Reproduce each line from the records that holds "στην".

Start of Exercise materials

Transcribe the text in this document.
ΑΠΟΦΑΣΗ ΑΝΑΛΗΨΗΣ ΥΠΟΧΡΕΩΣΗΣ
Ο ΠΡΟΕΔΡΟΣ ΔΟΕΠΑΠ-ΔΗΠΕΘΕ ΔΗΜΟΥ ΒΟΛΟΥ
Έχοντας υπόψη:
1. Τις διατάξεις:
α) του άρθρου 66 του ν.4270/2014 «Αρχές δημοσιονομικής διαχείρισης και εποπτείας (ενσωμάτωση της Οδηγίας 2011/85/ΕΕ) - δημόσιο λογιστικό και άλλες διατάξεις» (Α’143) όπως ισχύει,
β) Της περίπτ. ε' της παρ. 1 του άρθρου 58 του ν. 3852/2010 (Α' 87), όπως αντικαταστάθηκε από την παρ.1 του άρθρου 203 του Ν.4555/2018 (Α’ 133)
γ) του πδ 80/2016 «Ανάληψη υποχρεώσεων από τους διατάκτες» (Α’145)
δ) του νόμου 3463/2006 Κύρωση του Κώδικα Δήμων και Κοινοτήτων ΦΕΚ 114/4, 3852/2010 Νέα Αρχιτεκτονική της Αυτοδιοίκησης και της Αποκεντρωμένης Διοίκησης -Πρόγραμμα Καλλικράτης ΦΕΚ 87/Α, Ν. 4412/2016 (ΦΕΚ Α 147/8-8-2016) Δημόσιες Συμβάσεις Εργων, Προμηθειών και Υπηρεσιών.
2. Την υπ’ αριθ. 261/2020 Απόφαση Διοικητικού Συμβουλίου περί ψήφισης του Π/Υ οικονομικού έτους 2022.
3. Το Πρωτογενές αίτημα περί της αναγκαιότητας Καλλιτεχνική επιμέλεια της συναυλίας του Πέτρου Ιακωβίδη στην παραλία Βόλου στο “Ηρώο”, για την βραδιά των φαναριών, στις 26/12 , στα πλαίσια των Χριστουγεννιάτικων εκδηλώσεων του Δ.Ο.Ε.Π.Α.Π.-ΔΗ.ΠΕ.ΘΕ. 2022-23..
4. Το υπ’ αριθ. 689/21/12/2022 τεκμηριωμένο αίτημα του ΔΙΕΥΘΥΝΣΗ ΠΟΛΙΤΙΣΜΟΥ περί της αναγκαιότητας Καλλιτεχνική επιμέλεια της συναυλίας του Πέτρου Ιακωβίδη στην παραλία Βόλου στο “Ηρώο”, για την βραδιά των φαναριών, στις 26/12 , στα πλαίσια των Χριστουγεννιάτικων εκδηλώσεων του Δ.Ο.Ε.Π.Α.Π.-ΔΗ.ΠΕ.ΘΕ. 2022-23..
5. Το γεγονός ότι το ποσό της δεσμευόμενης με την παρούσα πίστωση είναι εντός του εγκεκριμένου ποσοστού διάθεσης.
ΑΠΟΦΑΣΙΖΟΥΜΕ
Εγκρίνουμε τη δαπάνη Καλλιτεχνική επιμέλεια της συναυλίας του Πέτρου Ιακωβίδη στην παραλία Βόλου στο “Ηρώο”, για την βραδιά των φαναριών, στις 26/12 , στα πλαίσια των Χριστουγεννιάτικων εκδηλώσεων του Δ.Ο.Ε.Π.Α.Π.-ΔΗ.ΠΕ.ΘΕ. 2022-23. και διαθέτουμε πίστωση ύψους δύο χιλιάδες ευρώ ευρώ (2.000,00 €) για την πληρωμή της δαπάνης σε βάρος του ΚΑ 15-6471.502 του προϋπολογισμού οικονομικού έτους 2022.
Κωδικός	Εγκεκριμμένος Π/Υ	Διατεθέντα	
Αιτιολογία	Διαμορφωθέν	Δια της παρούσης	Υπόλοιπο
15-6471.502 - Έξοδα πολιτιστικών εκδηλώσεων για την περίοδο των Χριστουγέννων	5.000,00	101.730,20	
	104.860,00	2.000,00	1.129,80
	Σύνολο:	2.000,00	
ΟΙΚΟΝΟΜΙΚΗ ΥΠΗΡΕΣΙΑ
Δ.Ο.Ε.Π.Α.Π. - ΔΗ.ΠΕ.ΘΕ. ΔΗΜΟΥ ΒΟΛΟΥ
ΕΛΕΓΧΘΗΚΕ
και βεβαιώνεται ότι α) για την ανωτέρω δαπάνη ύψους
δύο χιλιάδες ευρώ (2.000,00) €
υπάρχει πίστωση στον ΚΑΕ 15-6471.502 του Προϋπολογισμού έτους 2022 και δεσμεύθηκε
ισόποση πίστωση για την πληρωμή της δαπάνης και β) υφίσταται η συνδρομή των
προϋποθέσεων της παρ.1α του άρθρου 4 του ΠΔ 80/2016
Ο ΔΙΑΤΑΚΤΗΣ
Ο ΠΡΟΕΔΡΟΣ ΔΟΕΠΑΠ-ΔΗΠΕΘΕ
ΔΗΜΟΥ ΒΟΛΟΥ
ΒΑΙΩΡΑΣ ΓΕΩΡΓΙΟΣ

End of Exercise materials

- Expected output:
3. Το Πρωτογενές αίτημα περί της αναγκαιότητας Καλλιτεχνική επιμέλεια της συναυλίας του Πέτρου Ιακωβίδη στην παραλία Βόλου στο “Ηρώο”, για την βραδιά των φαναριών, στις 26/12 , στα πλαίσια των Χριστουγεννιάτικων εκδηλώσεων του Δ.Ο.Ε.Π.Α.Π.-ΔΗ.ΠΕ.ΘΕ. 2022-23..
4. Το υπ’ αριθ. 689/21/12/2022 τεκμηριωμένο αίτημα του ΔΙΕΥΘΥΝΣΗ ΠΟΛΙΤΙΣΜΟΥ περί της αναγκαιότητας Καλλιτεχνική επιμέλεια της συναυλίας του Πέτρου Ιακωβίδη στην παραλία Βόλου στο “Ηρώο”, για την βραδιά των φαναριών, στις 26/12 , στα πλαίσια των Χριστουγεννιάτικων εκδηλώσεων του Δ.Ο.Ε.Π.Α.Π.-ΔΗ.ΠΕ.ΘΕ. 2022-23..
Εγκρίνουμε τη δαπάνη Καλλιτεχνική επιμέλεια της συναυλίας του Πέτρου Ιακωβίδη στην παραλία Βόλου στο “Ηρώο”, για την βραδιά των φαναριών, στις 26/12 , στα πλαίσια των Χριστουγεννιάτικων εκδηλώσεων του Δ.Ο.Ε.Π.Α.Π.-ΔΗ.ΠΕ.ΘΕ. 2022-23. και διαθέτουμε πίστωση ύψους δύο χιλιάδες ευρώ ευρώ (2.000,00 €) για την πληρωμή της δαπάνης σε βάρος του ΚΑ 15-6471.502 του προϋπολογισμού οικονομικού έτους 2022.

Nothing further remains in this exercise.